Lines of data
########################################
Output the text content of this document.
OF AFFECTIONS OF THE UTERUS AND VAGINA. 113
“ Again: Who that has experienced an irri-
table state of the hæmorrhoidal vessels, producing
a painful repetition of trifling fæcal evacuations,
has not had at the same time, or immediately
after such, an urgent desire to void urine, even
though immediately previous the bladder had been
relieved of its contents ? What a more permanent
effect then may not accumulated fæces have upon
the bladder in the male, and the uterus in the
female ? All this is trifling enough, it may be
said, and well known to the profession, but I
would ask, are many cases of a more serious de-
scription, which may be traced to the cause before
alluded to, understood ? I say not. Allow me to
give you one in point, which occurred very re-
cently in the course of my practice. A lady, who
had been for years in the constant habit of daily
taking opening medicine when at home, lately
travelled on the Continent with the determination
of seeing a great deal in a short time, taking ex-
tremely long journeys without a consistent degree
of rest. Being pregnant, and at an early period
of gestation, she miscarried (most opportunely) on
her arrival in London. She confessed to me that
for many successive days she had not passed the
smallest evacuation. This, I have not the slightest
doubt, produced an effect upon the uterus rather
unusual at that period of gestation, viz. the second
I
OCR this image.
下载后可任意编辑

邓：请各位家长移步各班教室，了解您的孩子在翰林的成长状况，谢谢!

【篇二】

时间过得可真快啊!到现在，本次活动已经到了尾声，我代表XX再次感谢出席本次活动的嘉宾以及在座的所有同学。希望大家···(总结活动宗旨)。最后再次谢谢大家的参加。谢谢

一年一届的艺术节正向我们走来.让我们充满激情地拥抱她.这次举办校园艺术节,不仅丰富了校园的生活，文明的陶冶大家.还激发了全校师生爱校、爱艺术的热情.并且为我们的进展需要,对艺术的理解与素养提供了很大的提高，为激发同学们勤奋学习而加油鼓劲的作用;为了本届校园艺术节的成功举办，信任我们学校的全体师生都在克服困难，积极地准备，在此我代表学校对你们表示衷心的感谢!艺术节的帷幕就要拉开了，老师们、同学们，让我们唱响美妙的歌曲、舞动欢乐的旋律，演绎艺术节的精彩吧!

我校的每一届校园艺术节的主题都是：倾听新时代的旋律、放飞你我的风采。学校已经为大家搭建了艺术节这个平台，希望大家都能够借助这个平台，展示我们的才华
########################################
Exercise
Extract each entry in full, exactly as given.

Written solution
Output the text content of this document.
OF AFFECTIONS OF THE UTERUS AND VAGINA. 113
“ Again: Who that has experienced an irri-
table state of the hæmorrhoidal vessels, producing
a painful repetition of trifling fæcal evacuations,
has not had at the same time, or immediately
after such, an urgent desire to void urine, even
though immediately previous the bladder had been
relieved of its contents ? What a more permanent
effect then may not accumulated fæces have upon
the bladder in the male, and the uterus in the
female ? All this is trifling enough, it may be
said, and well known to the profession, but I
would ask, are many cases of a more serious de-
scription, which may be traced to the cause before
alluded to, understood ? I say not. Allow me to
give you one in point, which occurred very re-
cently in the course of my practice. A lady, who
had been for years in the constant habit of daily
taking opening medicine when at home, lately
travelled on the Continent with the determination
of seeing a great deal in a short time, taking ex-
tremely long journeys without a consistent degree
of rest. Being pregnant, and at an early period
of gestation, she miscarried (most opportunely) on
her arrival in London. She confessed to me that
for many successive days she had not passed the
smallest evacuation. This, I have not the slightest
doubt, produced an effect upon the uterus rather
unusual at that period of gestation, viz. the second
I
OCR this image.
下载后可任意编辑

邓：请各位家长移步各班教室，了解您的孩子在翰林的成长状况，谢谢!

【篇二】

时间过得可真快啊!到现在，本次活动已经到了尾声，我代表XX再次感谢出席本次活动的嘉宾以及在座的所有同学。希望大家···(总结活动宗旨)。最后再次谢谢大家的参加。谢谢

一年一届的艺术节正向我们走来.让我们充满激情地拥抱她.这次举办校园艺术节,不仅丰富了校园的生活，文明的陶冶大家.还激发了全校师生爱校、爱艺术的热情.并且为我们的进展需要,对艺术的理解与素养提供了很大的提高，为激发同学们勤奋学习而加油鼓劲的作用;为了本届校园艺术节的成功举办，信任我们学校的全体师生都在克服困难，积极地准备，在此我代表学校对你们表示衷心的感谢!艺术节的帷幕就要拉开了，老师们、同学们，让我们唱响美妙的歌曲、舞动欢乐的旋律，演绎艺术节的精彩吧!

我校的每一届校园艺术节的主题都是：倾听新时代的旋律、放飞你我的风采。学校已经为大家搭建了艺术节这个平台，希望大家都能够借助这个平台，展示我们的才华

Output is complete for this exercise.